** SET TASK **
Exactly as written, transcribe the lines that run from the one containing "Transcribe this image's" to the end of the records below.

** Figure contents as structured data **
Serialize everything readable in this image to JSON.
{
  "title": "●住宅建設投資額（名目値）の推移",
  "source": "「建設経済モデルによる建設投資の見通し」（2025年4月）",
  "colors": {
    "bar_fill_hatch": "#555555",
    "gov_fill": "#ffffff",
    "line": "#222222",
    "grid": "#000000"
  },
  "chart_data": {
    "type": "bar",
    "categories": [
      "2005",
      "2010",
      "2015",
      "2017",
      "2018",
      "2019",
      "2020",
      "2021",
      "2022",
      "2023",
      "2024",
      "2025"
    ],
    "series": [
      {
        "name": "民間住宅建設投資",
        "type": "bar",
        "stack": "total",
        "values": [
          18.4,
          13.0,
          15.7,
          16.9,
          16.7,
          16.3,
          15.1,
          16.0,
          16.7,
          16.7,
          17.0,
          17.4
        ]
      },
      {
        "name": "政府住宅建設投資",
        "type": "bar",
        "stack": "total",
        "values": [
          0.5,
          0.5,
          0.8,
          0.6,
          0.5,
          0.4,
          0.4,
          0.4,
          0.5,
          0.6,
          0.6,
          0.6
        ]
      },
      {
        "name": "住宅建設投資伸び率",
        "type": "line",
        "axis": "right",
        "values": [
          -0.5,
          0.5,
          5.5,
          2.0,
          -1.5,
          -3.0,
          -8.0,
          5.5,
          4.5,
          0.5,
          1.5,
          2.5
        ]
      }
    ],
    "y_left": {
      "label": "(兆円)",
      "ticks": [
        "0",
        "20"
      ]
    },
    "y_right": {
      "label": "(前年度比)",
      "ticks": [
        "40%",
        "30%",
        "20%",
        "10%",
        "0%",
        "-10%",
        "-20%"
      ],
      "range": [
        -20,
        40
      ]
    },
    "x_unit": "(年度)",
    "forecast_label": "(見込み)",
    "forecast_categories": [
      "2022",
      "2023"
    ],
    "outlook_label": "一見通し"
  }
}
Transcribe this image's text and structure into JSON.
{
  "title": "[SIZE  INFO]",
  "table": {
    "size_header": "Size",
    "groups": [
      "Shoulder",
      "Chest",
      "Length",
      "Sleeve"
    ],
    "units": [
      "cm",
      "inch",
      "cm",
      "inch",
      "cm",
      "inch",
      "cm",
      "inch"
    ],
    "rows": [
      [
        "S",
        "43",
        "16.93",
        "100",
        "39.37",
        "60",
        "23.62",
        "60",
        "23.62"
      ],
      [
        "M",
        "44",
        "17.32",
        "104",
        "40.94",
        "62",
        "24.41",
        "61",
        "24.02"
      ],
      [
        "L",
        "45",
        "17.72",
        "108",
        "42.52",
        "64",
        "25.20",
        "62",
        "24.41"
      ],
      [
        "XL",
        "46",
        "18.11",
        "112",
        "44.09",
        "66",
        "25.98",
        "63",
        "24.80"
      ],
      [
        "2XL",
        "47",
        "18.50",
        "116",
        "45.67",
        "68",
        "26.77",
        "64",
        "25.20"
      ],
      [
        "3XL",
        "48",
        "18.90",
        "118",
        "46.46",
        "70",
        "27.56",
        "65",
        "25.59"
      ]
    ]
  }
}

** ANSWER TO THE TASK **
Transcribe this image's text and structure into JSON.
{
  "title": "[SIZE  INFO]",
  "table": {
    "size_header": "Size",
    "groups": [
      "Shoulder",
      "Chest",
      "Length",
      "Sleeve"
    ],
    "units": [
      "cm",
      "inch",
      "cm",
      "inch",
      "cm",
      "inch",
      "cm",
      "inch"
    ],
    "rows": [
      [
        "S",
        "43",
        "16.93",
        "100",
        "39.37",
        "60",
        "23.62",
        "60",
        "23.62"
      ],
      [
        "M",
        "44",
        "17.32",
        "104",
        "40.94",
        "62",
        "24.41",
        "61",
        "24.02"
      ],
      [
        "L",
        "45",
        "17.72",
        "108",
        "42.52",
        "64",
        "25.20",
        "62",
        "24.41"
      ],
      [
        "XL",
        "46",
        "18.11",
        "112",
        "44.09",
        "66",
        "25.98",
        "63",
        "24.80"
      ],
      [
        "2XL",
        "47",
        "18.50",
        "116",
        "45.67",
        "68",
        "26.77",
        "64",
        "25.20"
      ],
      [
        "3XL",
        "48",
        "18.90",
        "118",
        "46.46",
        "70",
        "27.56",
        "65",
        "25.59"
      ]
    ]
  }
}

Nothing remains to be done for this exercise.